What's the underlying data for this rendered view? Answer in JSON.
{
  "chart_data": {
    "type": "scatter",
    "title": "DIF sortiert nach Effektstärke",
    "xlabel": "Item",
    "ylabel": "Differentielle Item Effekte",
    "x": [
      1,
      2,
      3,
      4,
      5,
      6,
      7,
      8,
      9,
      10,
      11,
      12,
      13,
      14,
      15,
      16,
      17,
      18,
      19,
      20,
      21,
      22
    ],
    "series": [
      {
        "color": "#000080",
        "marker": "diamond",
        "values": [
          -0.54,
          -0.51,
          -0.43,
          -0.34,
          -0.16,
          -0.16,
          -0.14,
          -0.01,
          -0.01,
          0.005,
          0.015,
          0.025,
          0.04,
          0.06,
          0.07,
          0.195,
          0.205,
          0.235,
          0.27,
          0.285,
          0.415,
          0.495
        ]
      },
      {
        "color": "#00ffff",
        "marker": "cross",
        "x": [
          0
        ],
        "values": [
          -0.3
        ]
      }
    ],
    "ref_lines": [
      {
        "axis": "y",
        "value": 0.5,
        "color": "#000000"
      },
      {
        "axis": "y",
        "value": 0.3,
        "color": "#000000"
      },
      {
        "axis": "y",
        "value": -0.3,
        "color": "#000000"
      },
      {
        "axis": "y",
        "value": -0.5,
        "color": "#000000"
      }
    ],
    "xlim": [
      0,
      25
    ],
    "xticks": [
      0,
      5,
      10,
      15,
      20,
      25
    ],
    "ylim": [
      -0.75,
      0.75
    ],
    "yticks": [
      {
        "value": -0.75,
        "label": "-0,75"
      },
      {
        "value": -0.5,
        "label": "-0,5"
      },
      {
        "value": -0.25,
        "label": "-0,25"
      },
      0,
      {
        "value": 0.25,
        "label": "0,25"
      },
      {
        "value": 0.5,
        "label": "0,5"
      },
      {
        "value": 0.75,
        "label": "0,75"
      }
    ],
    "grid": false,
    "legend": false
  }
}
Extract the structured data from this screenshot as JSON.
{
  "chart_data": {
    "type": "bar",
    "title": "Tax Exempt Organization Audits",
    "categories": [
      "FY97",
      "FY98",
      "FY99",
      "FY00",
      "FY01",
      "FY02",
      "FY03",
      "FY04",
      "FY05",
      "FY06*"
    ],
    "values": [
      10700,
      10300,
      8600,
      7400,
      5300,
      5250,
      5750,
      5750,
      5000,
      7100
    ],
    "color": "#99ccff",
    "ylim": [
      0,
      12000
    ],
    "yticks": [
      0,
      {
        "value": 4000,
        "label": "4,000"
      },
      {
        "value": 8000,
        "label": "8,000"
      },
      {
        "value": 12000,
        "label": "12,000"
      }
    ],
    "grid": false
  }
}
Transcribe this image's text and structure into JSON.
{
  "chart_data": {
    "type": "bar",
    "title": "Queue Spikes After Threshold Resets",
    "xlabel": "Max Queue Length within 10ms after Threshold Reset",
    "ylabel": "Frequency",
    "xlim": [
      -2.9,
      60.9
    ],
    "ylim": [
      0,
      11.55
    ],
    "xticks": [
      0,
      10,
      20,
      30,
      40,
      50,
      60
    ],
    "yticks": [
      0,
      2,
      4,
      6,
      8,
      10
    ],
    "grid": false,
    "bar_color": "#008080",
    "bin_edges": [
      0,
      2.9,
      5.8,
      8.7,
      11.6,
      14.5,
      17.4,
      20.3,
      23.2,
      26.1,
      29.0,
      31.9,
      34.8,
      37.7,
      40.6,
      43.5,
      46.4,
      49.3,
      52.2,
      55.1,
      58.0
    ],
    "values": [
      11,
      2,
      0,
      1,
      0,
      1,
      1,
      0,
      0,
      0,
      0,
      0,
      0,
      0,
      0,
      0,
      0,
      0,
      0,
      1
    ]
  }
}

☆ ☆ ☆

■ **PROBLEM TO WORK ON**: Write out the material from the first line to the last, exactly.

■ **TASK SOLUTION**:
What's the underlying data for this rendered view? Answer in JSON.
{
  "chart_data": {
    "type": "scatter",
    "title": "DIF sortiert nach Effektstärke",
    "xlabel": "Item",
    "ylabel": "Differentielle Item Effekte",
    "x": [
      1,
      2,
      3,
      4,
      5,
      6,
      7,
      8,
      9,
      10,
      11,
      12,
      13,
      14,
      15,
      16,
      17,
      18,
      19,
      20,
      21,
      22
    ],
    "series": [
      {
        "color": "#000080",
        "marker": "diamond",
        "values": [
          -0.54,
          -0.51,
          -0.43,
          -0.34,
          -0.16,
          -0.16,
          -0.14,
          -0.01,
          -0.01,
          0.005,
          0.015,
          0.025,
          0.04,
          0.06,
          0.07,
          0.195,
          0.205,
          0.235,
          0.27,
          0.285,
          0.415,
          0.495
        ]
      },
      {
        "color": "#00ffff",
        "marker": "cross",
        "x": [
          0
        ],
        "values": [
          -0.3
        ]
      }
    ],
    "ref_lines": [
      {
        "axis": "y",
        "value": 0.5,
        "color": "#000000"
      },
      {
        "axis": "y",
        "value": 0.3,
        "color": "#000000"
      },
      {
        "axis": "y",
        "value": -0.3,
        "color": "#000000"
      },
      {
        "axis": "y",
        "value": -0.5,
        "color": "#000000"
      }
    ],
    "xlim": [
      0,
      25
    ],
    "xticks": [
      0,
      5,
      10,
      15,
      20,
      25
    ],
    "ylim": [
      -0.75,
      0.75
    ],
    "yticks": [
      {
        "value": -0.75,
        "label": "-0,75"
      },
      {
        "value": -0.5,
        "label": "-0,5"
      },
      {
        "value": -0.25,
        "label": "-0,25"
      },
      0,
      {
        "value": 0.25,
        "label": "0,25"
      },
      {
        "value": 0.5,
        "label": "0,5"
      },
      {
        "value": 0.75,
        "label": "0,75"
      }
    ],
    "grid": false,
    "legend": false
  }
}
Extract the structured data from this screenshot as JSON.
{
  "chart_data": {
    "type": "bar",
    "title": "Tax Exempt Organization Audits",
    "categories": [
      "FY97",
      "FY98",
      "FY99",
      "FY00",
      "FY01",
      "FY02",
      "FY03",
      "FY04",
      "FY05",
      "FY06*"
    ],
    "values": [
      10700,
      10300,
      8600,
      7400,
      5300,
      5250,
      5750,
      5750,
      5000,
      7100
    ],
    "color": "#99ccff",
    "ylim": [
      0,
      12000
    ],
    "yticks": [
      0,
      {
        "value": 4000,
        "label": "4,000"
      },
      {
        "value": 8000,
        "label": "8,000"
      },
      {
        "value": 12000,
        "label": "12,000"
      }
    ],
    "grid": false
  }
}
Transcribe this image's text and structure into JSON.
{
  "chart_data": {
    "type": "bar",
    "title": "Queue Spikes After Threshold Resets",
    "xlabel": "Max Queue Length within 10ms after Threshold Reset",
    "ylabel": "Frequency",
    "xlim": [
      -2.9,
      60.9
    ],
    "ylim": [
      0,
      11.55
    ],
    "xticks": [
      0,
      10,
      20,
      30,
      40,
      50,
      60
    ],
    "yticks": [
      0,
      2,
      4,
      6,
      8,
      10
    ],
    "grid": false,
    "bar_color": "#008080",
    "bin_edges": [
      0,
      2.9,
      5.8,
      8.7,
      11.6,
      14.5,
      17.4,
      20.3,
      23.2,
      26.1,
      29.0,
      31.9,
      34.8,
      37.7,
      40.6,
      43.5,
      46.4,
      49.3,
      52.2,
      55.1,
      58.0
    ],
    "values": [
      11,
      2,
      0,
      1,
      0,
      1,
      1,
      0,
      0,
      0,
      0,
      0,
      0,
      0,
      0,
      0,
      0,
      0,
      0,
      1
    ]
  }
}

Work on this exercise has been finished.